> _AVAILABLE RECORDS_:
↓

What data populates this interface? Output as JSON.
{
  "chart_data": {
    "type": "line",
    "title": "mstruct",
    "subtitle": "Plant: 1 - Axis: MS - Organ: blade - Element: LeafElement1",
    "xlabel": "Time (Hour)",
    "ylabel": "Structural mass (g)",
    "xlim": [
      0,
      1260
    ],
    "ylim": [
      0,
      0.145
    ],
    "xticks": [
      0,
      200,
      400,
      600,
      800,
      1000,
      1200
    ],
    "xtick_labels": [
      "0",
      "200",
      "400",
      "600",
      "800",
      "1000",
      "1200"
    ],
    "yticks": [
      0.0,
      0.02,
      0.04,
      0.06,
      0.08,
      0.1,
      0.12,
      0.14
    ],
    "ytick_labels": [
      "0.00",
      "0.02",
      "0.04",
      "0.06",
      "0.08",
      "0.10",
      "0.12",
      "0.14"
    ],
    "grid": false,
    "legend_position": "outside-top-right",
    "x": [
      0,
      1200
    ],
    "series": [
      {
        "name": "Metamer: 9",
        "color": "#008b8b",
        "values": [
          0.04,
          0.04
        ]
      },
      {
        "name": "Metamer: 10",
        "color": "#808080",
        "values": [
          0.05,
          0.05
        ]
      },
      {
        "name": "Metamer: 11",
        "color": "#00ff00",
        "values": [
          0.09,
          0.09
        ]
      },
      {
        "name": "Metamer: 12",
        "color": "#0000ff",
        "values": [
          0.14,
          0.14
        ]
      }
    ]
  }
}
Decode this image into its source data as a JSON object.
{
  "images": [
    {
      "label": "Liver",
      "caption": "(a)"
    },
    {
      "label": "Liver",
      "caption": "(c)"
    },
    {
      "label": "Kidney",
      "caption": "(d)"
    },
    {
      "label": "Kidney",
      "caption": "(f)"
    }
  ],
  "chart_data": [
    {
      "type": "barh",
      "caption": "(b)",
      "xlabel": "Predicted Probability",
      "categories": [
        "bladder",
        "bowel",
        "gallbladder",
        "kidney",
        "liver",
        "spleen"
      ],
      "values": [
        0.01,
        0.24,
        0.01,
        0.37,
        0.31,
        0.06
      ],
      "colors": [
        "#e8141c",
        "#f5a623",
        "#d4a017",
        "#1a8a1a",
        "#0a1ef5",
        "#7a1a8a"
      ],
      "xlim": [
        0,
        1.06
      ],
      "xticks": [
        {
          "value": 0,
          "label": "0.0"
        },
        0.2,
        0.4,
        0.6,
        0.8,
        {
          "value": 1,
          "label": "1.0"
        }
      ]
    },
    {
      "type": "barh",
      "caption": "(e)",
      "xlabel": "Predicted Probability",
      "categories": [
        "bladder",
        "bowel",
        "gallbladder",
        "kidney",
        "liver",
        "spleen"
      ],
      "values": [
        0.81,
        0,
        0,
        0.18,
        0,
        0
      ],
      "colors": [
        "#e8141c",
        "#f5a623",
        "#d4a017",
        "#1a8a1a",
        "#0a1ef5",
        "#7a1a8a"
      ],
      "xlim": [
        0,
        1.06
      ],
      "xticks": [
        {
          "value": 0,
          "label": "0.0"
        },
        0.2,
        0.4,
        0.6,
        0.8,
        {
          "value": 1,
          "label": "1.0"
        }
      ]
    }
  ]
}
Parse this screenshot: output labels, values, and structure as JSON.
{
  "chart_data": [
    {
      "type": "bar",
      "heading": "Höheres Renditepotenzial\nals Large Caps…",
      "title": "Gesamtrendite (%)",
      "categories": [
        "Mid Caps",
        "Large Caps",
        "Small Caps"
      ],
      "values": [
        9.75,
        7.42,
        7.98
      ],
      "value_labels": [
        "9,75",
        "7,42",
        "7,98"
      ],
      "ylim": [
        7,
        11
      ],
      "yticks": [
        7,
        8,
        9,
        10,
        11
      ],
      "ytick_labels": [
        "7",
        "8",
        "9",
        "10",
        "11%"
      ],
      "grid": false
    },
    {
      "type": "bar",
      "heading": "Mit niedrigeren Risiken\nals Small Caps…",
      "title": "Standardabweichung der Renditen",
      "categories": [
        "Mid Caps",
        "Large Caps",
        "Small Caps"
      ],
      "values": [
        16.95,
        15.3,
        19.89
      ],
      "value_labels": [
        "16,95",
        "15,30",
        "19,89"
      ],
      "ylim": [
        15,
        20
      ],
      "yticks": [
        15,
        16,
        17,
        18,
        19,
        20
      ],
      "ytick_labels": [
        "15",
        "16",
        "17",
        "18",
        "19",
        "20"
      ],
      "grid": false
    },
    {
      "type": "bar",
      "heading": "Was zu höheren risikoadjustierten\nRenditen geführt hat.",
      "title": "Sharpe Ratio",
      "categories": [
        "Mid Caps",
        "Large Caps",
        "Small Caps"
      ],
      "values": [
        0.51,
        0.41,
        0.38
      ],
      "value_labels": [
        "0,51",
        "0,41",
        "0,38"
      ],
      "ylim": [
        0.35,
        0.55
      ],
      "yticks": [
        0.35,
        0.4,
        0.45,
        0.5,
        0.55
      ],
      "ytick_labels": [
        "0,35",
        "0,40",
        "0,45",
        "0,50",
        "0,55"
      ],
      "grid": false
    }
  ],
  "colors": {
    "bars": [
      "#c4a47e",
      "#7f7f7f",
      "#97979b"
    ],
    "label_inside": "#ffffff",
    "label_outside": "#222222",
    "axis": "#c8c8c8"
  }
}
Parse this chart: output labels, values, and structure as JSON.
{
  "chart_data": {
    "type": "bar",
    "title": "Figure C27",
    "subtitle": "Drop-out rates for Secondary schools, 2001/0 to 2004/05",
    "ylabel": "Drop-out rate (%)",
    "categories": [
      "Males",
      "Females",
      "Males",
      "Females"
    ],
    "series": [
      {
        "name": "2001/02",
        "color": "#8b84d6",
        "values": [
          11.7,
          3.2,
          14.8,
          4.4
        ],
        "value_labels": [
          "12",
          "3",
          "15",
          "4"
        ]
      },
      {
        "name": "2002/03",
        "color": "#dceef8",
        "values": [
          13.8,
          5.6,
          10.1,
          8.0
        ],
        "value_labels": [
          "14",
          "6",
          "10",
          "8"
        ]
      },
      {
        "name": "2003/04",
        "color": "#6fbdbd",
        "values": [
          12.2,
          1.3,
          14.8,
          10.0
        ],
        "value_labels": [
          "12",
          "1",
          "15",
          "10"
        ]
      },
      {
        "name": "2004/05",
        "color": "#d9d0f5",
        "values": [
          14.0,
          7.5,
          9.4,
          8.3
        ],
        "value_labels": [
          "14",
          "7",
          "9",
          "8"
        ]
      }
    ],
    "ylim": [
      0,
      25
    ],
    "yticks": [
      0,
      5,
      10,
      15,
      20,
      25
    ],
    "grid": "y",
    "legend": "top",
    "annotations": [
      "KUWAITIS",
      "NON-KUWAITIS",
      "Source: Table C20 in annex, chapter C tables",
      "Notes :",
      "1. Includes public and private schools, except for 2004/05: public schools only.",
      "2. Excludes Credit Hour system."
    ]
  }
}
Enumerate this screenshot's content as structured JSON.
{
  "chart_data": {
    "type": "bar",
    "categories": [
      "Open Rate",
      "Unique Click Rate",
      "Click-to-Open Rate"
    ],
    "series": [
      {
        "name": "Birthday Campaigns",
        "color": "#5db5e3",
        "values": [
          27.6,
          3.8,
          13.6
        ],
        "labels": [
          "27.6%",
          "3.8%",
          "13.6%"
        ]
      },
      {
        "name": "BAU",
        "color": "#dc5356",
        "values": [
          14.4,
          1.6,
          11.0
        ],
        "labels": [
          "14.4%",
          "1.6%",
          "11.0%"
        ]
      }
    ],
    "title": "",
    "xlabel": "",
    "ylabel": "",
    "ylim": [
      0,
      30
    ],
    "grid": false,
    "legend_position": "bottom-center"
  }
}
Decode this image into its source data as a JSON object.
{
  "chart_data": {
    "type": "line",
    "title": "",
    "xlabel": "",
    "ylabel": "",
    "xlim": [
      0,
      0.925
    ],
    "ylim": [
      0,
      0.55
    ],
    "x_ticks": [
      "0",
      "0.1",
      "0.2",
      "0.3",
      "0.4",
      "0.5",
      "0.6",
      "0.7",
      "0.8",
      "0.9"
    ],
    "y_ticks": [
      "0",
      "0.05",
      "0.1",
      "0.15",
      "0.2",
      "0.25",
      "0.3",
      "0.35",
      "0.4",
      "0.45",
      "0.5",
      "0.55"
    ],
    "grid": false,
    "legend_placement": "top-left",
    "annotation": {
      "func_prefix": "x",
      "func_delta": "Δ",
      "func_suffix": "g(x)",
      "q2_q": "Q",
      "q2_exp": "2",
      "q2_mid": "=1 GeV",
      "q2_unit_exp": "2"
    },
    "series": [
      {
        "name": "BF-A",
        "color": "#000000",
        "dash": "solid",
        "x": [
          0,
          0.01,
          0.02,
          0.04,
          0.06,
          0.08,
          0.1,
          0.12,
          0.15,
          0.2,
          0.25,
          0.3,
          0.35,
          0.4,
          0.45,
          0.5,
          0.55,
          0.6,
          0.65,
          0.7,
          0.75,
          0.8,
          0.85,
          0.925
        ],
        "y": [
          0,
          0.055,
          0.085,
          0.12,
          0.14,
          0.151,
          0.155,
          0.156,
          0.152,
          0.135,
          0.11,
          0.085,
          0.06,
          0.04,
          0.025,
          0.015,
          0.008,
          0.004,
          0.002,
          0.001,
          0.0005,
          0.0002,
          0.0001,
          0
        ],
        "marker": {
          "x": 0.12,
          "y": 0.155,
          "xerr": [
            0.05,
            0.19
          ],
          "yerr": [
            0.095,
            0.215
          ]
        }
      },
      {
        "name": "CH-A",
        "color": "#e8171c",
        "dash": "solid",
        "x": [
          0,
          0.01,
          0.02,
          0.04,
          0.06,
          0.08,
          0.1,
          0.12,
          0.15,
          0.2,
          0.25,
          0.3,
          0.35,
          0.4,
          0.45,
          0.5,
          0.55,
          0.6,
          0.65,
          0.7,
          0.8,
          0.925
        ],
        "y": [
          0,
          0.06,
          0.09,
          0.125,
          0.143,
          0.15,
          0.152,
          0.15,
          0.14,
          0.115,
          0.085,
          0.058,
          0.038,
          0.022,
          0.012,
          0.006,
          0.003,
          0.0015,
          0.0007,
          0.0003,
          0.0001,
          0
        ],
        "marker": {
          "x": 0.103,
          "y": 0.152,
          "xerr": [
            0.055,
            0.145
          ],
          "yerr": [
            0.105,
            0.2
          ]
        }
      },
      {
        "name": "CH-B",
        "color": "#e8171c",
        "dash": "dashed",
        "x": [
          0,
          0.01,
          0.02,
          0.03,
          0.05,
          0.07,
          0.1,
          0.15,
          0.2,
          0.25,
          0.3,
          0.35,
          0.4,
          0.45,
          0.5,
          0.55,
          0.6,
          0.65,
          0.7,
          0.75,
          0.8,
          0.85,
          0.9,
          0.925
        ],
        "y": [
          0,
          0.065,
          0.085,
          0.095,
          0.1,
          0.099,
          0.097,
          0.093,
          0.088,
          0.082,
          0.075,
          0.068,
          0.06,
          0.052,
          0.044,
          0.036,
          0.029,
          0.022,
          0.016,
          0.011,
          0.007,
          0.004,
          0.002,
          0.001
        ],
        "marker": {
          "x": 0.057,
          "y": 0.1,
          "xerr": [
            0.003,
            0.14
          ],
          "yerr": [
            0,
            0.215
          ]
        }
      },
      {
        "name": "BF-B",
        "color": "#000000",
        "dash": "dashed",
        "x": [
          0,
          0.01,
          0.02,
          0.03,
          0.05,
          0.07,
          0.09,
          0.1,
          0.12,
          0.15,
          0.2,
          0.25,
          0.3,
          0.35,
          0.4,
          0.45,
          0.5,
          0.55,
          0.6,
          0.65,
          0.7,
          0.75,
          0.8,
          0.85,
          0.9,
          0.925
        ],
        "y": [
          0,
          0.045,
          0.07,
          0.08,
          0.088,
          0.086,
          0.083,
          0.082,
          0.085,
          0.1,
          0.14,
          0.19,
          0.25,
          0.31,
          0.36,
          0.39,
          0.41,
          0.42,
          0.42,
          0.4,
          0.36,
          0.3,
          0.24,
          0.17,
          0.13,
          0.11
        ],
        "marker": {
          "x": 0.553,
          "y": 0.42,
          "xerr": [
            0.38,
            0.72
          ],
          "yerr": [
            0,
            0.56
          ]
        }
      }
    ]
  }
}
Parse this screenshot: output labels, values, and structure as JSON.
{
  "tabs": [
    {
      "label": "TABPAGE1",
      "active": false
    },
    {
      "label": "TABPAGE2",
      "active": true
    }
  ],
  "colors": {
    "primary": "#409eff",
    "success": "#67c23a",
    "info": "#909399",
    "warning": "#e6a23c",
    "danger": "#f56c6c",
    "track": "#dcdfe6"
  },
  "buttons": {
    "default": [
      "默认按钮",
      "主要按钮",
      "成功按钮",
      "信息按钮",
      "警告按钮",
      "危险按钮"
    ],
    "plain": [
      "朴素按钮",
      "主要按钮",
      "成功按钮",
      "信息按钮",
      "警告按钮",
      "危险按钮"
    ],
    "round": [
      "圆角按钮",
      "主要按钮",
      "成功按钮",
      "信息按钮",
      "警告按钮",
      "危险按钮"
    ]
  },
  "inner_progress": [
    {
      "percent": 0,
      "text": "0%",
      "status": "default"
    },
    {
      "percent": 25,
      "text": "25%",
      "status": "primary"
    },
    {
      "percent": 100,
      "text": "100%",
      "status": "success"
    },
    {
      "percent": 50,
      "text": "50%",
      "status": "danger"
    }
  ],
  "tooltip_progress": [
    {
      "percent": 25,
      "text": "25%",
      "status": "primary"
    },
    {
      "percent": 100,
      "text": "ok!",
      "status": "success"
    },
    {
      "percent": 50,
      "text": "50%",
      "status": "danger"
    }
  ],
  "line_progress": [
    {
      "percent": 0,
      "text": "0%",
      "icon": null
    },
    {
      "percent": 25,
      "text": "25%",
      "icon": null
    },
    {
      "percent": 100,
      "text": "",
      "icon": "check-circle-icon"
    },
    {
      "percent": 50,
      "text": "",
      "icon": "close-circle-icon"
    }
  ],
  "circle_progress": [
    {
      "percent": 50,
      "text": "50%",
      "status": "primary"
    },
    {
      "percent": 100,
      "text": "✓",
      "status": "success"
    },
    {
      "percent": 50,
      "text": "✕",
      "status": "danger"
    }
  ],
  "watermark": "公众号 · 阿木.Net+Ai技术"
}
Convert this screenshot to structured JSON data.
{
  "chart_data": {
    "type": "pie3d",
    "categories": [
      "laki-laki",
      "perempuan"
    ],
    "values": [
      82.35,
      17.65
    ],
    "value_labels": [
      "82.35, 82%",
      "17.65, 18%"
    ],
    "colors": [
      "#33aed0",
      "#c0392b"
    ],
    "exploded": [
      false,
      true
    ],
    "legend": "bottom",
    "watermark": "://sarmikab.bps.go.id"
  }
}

↑

> _WHAT TO PRODUCE_:
Copy each line of the data above that holds "watermark".

> _REPLY TO THE EXERCISE_:
  "watermark": "公众号 · 阿木.Net+Ai技术"
    "watermark": "://sarmikab.bps.go.id"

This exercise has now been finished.